=== Task goal ===
Copy every line that mentions the word "videoclip".

(Dataset excerpt)
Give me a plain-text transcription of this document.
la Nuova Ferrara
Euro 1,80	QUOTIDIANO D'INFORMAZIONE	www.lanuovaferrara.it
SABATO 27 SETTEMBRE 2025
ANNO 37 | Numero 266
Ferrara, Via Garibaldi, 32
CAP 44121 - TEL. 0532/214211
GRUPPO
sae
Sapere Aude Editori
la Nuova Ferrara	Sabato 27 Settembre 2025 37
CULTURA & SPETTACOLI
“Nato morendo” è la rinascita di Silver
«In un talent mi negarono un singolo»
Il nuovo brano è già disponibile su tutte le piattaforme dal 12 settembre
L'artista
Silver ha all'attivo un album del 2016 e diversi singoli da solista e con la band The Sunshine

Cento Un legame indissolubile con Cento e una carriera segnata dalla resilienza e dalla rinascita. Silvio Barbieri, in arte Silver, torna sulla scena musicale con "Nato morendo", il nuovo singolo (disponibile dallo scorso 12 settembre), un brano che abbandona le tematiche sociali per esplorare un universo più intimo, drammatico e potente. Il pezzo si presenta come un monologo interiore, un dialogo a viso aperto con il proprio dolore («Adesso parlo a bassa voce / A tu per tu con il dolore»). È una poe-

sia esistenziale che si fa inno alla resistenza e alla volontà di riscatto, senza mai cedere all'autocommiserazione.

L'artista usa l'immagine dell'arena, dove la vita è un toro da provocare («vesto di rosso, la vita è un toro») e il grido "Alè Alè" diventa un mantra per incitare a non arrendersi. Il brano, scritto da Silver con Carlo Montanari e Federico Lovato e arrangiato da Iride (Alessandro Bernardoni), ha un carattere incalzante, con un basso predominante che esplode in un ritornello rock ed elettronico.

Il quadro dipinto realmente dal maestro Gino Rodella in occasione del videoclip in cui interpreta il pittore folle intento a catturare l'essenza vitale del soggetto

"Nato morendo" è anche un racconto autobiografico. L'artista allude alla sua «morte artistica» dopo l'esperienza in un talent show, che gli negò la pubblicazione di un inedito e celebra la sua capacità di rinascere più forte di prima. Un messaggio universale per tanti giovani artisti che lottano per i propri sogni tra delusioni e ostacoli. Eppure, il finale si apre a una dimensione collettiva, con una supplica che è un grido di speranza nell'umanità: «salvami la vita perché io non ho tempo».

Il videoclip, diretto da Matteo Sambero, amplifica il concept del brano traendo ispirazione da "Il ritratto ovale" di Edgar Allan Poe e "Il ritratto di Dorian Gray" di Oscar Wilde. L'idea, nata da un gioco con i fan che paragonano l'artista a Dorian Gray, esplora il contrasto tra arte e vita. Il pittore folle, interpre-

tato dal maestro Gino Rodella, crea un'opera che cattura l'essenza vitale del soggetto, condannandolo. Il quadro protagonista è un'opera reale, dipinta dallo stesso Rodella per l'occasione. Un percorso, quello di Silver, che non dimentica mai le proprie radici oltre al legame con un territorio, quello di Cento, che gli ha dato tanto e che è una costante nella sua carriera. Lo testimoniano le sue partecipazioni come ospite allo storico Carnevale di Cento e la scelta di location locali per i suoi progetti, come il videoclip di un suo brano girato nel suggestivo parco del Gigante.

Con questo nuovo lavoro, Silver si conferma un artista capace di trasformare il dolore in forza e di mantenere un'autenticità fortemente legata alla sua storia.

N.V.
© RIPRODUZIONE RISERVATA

=== Written solution ===
Il quadro dipinto realmente dal maestro Gino Rodella in occasione del videoclip in cui interpreta il pittore folle intento a catturare l'essenza vitale del soggetto
Il videoclip, diretto da Matteo Sambero, amplifica il concept del brano traendo ispirazione da "Il ritratto ovale" di Edgar Allan Poe e "Il ritratto di Dorian Gray" di Oscar Wilde. L'idea, nata da un gioco con i fan che paragonano l'artista a Dorian Gray, esplora il contrasto tra arte e vita. Il pittore folle, interpre-
tato dal maestro Gino Rodella, crea un'opera che cattura l'essenza vitale del soggetto, condannandolo. Il quadro protagonista è un'opera reale, dipinta dallo stesso Rodella per l'occasione. Un percorso, quello di Silver, che non dimentica mai le proprie radici oltre al legame con un territorio, quello di Cento, che gli ha dato tanto e che è una costante nella sua carriera. Lo testimoniano le sue partecipazioni come ospite allo storico Carnevale di Cento e la scelta di location locali per i suoi progetti, come il videoclip di un suo brano girato nel suggestivo parco del Gigante.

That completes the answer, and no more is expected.